(Rows from a dataset)
╭──
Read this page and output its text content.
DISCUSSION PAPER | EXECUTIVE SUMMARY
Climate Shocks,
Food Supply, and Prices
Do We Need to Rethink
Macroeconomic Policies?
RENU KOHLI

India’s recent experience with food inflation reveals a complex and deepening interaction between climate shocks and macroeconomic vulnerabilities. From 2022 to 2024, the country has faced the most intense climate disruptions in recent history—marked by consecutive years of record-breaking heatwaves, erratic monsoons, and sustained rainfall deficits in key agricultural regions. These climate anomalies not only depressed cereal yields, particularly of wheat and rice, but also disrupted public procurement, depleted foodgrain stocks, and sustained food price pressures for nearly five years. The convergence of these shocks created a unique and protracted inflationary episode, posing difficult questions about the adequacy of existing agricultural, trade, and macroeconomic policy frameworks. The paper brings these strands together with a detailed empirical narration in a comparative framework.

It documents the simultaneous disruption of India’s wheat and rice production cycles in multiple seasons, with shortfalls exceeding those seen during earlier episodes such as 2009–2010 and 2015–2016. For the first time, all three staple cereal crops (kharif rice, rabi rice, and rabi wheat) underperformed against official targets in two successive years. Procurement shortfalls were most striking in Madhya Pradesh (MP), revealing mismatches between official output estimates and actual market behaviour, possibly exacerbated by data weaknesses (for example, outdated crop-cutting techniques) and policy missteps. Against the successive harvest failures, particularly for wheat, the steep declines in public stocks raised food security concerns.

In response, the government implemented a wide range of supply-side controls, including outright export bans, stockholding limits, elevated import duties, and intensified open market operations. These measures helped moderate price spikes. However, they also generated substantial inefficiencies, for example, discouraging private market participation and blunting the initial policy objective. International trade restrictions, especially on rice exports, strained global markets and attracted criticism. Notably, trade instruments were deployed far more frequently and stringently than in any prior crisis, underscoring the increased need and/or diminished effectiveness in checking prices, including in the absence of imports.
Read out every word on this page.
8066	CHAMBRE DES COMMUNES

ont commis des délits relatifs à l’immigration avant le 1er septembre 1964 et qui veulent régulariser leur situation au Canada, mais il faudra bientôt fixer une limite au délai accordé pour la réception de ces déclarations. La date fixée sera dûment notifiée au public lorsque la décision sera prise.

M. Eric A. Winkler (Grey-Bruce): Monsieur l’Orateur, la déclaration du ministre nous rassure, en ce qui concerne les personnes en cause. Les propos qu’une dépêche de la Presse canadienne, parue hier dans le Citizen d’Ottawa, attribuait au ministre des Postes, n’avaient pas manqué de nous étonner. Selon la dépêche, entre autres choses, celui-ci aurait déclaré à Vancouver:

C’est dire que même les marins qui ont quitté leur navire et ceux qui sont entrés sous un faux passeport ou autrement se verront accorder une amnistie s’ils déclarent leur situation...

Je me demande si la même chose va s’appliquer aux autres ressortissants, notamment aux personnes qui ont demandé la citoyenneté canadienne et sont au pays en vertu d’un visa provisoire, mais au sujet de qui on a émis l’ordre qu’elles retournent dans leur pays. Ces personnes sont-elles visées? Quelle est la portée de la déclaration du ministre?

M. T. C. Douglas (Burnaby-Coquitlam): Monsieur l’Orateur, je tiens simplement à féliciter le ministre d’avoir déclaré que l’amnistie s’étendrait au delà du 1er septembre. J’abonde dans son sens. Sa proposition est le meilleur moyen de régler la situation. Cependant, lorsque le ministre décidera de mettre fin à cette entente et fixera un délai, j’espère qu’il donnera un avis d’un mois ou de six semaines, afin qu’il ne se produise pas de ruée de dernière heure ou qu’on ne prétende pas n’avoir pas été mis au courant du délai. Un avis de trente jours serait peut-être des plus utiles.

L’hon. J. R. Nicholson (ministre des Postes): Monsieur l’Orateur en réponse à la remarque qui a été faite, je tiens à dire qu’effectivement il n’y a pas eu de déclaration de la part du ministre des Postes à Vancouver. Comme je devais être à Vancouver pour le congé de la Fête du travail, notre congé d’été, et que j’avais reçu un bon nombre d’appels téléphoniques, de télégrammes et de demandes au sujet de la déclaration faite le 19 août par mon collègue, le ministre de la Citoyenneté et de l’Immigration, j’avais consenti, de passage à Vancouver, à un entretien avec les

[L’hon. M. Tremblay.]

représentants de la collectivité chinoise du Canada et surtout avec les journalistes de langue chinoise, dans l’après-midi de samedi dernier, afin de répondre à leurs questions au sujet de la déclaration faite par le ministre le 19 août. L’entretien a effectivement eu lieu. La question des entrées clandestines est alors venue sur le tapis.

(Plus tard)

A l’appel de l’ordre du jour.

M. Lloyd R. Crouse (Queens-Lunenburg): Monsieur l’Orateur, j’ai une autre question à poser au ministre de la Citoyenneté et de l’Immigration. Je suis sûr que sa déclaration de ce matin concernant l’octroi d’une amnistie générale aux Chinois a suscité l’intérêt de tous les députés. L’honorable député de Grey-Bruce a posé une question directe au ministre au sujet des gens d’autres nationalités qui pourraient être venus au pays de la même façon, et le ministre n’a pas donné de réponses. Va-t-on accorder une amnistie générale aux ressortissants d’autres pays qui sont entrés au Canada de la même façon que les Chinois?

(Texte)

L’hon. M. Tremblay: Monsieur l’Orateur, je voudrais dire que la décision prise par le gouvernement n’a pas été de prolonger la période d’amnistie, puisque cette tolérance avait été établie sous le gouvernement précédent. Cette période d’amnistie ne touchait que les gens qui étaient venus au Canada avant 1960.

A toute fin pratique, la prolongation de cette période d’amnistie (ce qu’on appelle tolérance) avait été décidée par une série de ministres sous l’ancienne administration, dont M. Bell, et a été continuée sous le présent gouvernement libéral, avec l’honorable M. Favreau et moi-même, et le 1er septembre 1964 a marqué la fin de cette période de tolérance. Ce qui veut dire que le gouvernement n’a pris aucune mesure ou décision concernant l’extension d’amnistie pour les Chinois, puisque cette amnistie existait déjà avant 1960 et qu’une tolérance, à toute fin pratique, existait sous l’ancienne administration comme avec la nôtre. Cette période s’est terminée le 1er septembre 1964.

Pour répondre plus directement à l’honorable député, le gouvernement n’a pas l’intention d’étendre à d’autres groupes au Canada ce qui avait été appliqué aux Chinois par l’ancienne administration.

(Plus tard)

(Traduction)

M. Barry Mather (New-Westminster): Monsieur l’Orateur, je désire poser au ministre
╰──
What you are asked to do: Quote each line of the listing above exactly.

Answer to the exercise:
Read this page and output its text content.
DISCUSSION PAPER | EXECUTIVE SUMMARY
Climate Shocks,
Food Supply, and Prices
Do We Need to Rethink
Macroeconomic Policies?
RENU KOHLI

India’s recent experience with food inflation reveals a complex and deepening interaction between climate shocks and macroeconomic vulnerabilities. From 2022 to 2024, the country has faced the most intense climate disruptions in recent history—marked by consecutive years of record-breaking heatwaves, erratic monsoons, and sustained rainfall deficits in key agricultural regions. These climate anomalies not only depressed cereal yields, particularly of wheat and rice, but also disrupted public procurement, depleted foodgrain stocks, and sustained food price pressures for nearly five years. The convergence of these shocks created a unique and protracted inflationary episode, posing difficult questions about the adequacy of existing agricultural, trade, and macroeconomic policy frameworks. The paper brings these strands together with a detailed empirical narration in a comparative framework.

It documents the simultaneous disruption of India’s wheat and rice production cycles in multiple seasons, with shortfalls exceeding those seen during earlier episodes such as 2009–2010 and 2015–2016. For the first time, all three staple cereal crops (kharif rice, rabi rice, and rabi wheat) underperformed against official targets in two successive years. Procurement shortfalls were most striking in Madhya Pradesh (MP), revealing mismatches between official output estimates and actual market behaviour, possibly exacerbated by data weaknesses (for example, outdated crop-cutting techniques) and policy missteps. Against the successive harvest failures, particularly for wheat, the steep declines in public stocks raised food security concerns.

In response, the government implemented a wide range of supply-side controls, including outright export bans, stockholding limits, elevated import duties, and intensified open market operations. These measures helped moderate price spikes. However, they also generated substantial inefficiencies, for example, discouraging private market participation and blunting the initial policy objective. International trade restrictions, especially on rice exports, strained global markets and attracted criticism. Notably, trade instruments were deployed far more frequently and stringently than in any prior crisis, underscoring the increased need and/or diminished effectiveness in checking prices, including in the absence of imports.
Read out every word on this page.
8066	CHAMBRE DES COMMUNES

ont commis des délits relatifs à l’immigration avant le 1er septembre 1964 et qui veulent régulariser leur situation au Canada, mais il faudra bientôt fixer une limite au délai accordé pour la réception de ces déclarations. La date fixée sera dûment notifiée au public lorsque la décision sera prise.

M. Eric A. Winkler (Grey-Bruce): Monsieur l’Orateur, la déclaration du ministre nous rassure, en ce qui concerne les personnes en cause. Les propos qu’une dépêche de la Presse canadienne, parue hier dans le Citizen d’Ottawa, attribuait au ministre des Postes, n’avaient pas manqué de nous étonner. Selon la dépêche, entre autres choses, celui-ci aurait déclaré à Vancouver:

C’est dire que même les marins qui ont quitté leur navire et ceux qui sont entrés sous un faux passeport ou autrement se verront accorder une amnistie s’ils déclarent leur situation...

Je me demande si la même chose va s’appliquer aux autres ressortissants, notamment aux personnes qui ont demandé la citoyenneté canadienne et sont au pays en vertu d’un visa provisoire, mais au sujet de qui on a émis l’ordre qu’elles retournent dans leur pays. Ces personnes sont-elles visées? Quelle est la portée de la déclaration du ministre?

M. T. C. Douglas (Burnaby-Coquitlam): Monsieur l’Orateur, je tiens simplement à féliciter le ministre d’avoir déclaré que l’amnistie s’étendrait au delà du 1er septembre. J’abonde dans son sens. Sa proposition est le meilleur moyen de régler la situation. Cependant, lorsque le ministre décidera de mettre fin à cette entente et fixera un délai, j’espère qu’il donnera un avis d’un mois ou de six semaines, afin qu’il ne se produise pas de ruée de dernière heure ou qu’on ne prétende pas n’avoir pas été mis au courant du délai. Un avis de trente jours serait peut-être des plus utiles.

L’hon. J. R. Nicholson (ministre des Postes): Monsieur l’Orateur en réponse à la remarque qui a été faite, je tiens à dire qu’effectivement il n’y a pas eu de déclaration de la part du ministre des Postes à Vancouver. Comme je devais être à Vancouver pour le congé de la Fête du travail, notre congé d’été, et que j’avais reçu un bon nombre d’appels téléphoniques, de télégrammes et de demandes au sujet de la déclaration faite le 19 août par mon collègue, le ministre de la Citoyenneté et de l’Immigration, j’avais consenti, de passage à Vancouver, à un entretien avec les

[L’hon. M. Tremblay.]

représentants de la collectivité chinoise du Canada et surtout avec les journalistes de langue chinoise, dans l’après-midi de samedi dernier, afin de répondre à leurs questions au sujet de la déclaration faite par le ministre le 19 août. L’entretien a effectivement eu lieu. La question des entrées clandestines est alors venue sur le tapis.

(Plus tard)

A l’appel de l’ordre du jour.

M. Lloyd R. Crouse (Queens-Lunenburg): Monsieur l’Orateur, j’ai une autre question à poser au ministre de la Citoyenneté et de l’Immigration. Je suis sûr que sa déclaration de ce matin concernant l’octroi d’une amnistie générale aux Chinois a suscité l’intérêt de tous les députés. L’honorable député de Grey-Bruce a posé une question directe au ministre au sujet des gens d’autres nationalités qui pourraient être venus au pays de la même façon, et le ministre n’a pas donné de réponses. Va-t-on accorder une amnistie générale aux ressortissants d’autres pays qui sont entrés au Canada de la même façon que les Chinois?

(Texte)

L’hon. M. Tremblay: Monsieur l’Orateur, je voudrais dire que la décision prise par le gouvernement n’a pas été de prolonger la période d’amnistie, puisque cette tolérance avait été établie sous le gouvernement précédent. Cette période d’amnistie ne touchait que les gens qui étaient venus au Canada avant 1960.

A toute fin pratique, la prolongation de cette période d’amnistie (ce qu’on appelle tolérance) avait été décidée par une série de ministres sous l’ancienne administration, dont M. Bell, et a été continuée sous le présent gouvernement libéral, avec l’honorable M. Favreau et moi-même, et le 1er septembre 1964 a marqué la fin de cette période de tolérance. Ce qui veut dire que le gouvernement n’a pris aucune mesure ou décision concernant l’extension d’amnistie pour les Chinois, puisque cette amnistie existait déjà avant 1960 et qu’une tolérance, à toute fin pratique, existait sous l’ancienne administration comme avec la nôtre. Cette période s’est terminée le 1er septembre 1964.

Pour répondre plus directement à l’honorable député, le gouvernement n’a pas l’intention d’étendre à d’autres groupes au Canada ce qui avait été appliqué aux Chinois par l’ancienne administration.

(Plus tard)

(Traduction)

M. Barry Mather (New-Westminster): Monsieur l’Orateur, je désire poser au ministre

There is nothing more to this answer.